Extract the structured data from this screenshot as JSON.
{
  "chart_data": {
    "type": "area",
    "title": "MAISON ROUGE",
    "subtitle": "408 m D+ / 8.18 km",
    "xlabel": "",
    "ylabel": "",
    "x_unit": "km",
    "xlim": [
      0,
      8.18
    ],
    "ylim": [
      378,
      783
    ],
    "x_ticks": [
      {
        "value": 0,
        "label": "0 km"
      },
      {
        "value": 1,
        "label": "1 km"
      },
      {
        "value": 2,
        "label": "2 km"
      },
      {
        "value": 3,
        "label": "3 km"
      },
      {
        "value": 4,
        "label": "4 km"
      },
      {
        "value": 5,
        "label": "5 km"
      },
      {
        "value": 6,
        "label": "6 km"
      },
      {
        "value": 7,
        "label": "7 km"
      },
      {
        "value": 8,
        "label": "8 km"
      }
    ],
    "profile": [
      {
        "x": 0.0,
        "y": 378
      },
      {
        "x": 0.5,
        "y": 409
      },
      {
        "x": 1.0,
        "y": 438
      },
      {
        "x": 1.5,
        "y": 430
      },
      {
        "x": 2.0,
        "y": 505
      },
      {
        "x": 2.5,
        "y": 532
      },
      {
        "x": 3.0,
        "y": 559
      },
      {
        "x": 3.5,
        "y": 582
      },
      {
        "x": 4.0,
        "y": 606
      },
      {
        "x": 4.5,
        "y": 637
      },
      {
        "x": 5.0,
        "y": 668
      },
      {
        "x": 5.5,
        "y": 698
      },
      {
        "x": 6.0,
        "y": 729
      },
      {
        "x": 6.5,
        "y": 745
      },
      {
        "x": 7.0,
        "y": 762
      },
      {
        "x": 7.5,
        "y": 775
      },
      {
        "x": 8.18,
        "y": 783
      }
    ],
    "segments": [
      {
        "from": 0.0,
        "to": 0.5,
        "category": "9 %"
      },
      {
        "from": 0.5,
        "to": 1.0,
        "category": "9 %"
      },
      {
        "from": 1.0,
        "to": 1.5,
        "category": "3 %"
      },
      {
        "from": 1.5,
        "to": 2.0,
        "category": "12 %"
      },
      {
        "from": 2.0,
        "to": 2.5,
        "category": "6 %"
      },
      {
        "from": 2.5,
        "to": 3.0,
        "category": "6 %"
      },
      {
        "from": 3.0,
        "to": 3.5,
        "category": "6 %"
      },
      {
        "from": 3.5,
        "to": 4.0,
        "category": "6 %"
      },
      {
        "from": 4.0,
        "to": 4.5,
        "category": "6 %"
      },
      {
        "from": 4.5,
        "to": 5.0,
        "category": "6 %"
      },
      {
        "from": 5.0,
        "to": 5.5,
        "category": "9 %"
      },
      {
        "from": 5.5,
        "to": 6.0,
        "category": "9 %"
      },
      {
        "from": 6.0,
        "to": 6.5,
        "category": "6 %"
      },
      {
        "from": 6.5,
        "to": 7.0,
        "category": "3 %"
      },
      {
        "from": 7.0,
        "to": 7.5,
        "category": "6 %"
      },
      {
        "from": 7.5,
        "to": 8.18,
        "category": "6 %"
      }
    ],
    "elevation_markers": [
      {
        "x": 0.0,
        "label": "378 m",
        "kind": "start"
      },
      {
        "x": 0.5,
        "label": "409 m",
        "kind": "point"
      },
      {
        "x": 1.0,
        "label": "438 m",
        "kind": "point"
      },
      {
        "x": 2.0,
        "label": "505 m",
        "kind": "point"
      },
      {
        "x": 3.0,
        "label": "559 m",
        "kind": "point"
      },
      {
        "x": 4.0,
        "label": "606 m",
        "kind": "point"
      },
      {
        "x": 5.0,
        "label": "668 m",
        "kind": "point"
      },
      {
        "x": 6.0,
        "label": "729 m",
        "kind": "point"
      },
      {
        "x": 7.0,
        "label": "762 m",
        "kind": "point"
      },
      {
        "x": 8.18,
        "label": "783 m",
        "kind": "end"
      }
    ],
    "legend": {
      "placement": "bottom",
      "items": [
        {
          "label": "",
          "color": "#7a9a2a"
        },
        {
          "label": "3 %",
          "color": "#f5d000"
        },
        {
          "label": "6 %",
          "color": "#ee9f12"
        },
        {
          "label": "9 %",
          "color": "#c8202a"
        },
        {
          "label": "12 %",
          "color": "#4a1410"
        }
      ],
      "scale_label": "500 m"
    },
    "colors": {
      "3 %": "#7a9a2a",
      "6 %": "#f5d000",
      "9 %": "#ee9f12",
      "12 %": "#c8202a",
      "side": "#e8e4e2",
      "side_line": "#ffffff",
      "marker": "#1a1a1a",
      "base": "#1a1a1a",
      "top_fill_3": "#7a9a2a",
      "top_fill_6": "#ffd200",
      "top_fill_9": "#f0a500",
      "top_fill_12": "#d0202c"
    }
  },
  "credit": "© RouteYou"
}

——

→ **Problem requirements**
Extract every line that has the string "value" in it.

→ **Reply**
        "value": 0,
        "value": 1,
        "value": 2,
        "value": 3,
        "value": 4,
        "value": 5,
        "value": 6,
        "value": 7,
        "value": 8,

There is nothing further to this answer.